=== Your task ===
Transcribe every entry below word for word, but skip the pictures.

Items from a dataset:
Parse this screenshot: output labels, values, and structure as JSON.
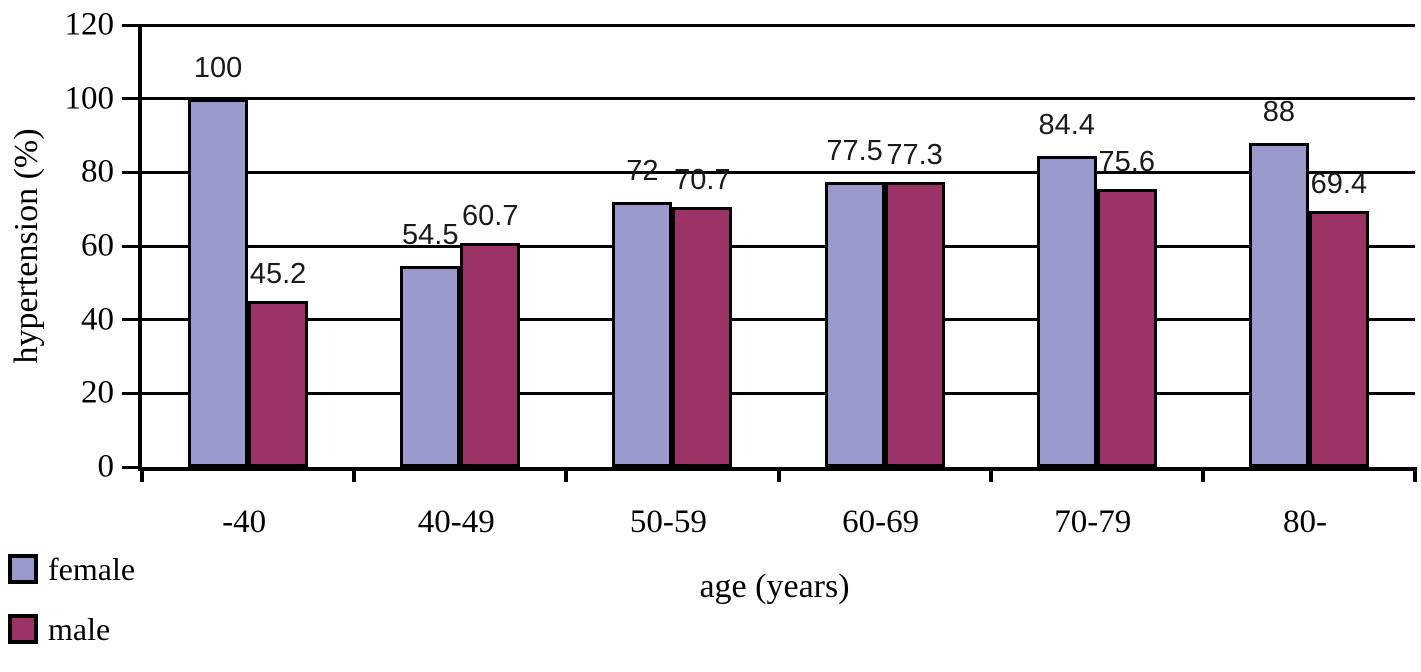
{
  "chart_data": {
    "type": "bar",
    "categories": [
      "-40",
      "40-49",
      "50-59",
      "60-69",
      "70-79",
      "80-"
    ],
    "series": [
      {
        "name": "female",
        "color": "#999acb",
        "values": [
          100,
          54.5,
          72,
          77.5,
          84.4,
          88
        ],
        "labels": [
          "100",
          "54.5",
          "72",
          "77.5",
          "84.4",
          "88"
        ]
      },
      {
        "name": "male",
        "color": "#9a3366",
        "values": [
          45.2,
          60.7,
          70.7,
          77.3,
          75.6,
          69.4
        ],
        "labels": [
          "45.2",
          "60.7",
          "70.7",
          "77.3",
          "75.6",
          "69.4"
        ]
      }
    ],
    "title": "",
    "xlabel": "age (years)",
    "ylabel": "hypertension (%)",
    "ylim": [
      0,
      120
    ],
    "ytick_step": 20,
    "ytick_labels": [
      "0",
      "20",
      "40",
      "60",
      "80",
      "100",
      "120"
    ],
    "grid": true,
    "gridline_color": "#000000",
    "bar_outline_color": "#000000",
    "legend_position": "bottom-left",
    "legend_entries": [
      "female",
      "male"
    ]
  }
}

=== Reply ===
Parse this screenshot: output labels, values, and structure as JSON.
{
  "chart_data": {
    "type": "bar",
    "categories": [
      "-40",
      "40-49",
      "50-59",
      "60-69",
      "70-79",
      "80-"
    ],
    "series": [
      {
        "name": "female",
        "color": "#999acb",
        "values": [
          100,
          54.5,
          72,
          77.5,
          84.4,
          88
        ],
        "labels": [
          "100",
          "54.5",
          "72",
          "77.5",
          "84.4",
          "88"
        ]
      },
      {
        "name": "male",
        "color": "#9a3366",
        "values": [
          45.2,
          60.7,
          70.7,
          77.3,
          75.6,
          69.4
        ],
        "labels": [
          "45.2",
          "60.7",
          "70.7",
          "77.3",
          "75.6",
          "69.4"
        ]
      }
    ],
    "title": "",
    "xlabel": "age (years)",
    "ylabel": "hypertension (%)",
    "ylim": [
      0,
      120
    ],
    "ytick_step": 20,
    "ytick_labels": [
      "0",
      "20",
      "40",
      "60",
      "80",
      "100",
      "120"
    ],
    "grid": true,
    "gridline_color": "#000000",
    "bar_outline_color": "#000000",
    "legend_position": "bottom-left",
    "legend_entries": [
      "female",
      "male"
    ]
  }
}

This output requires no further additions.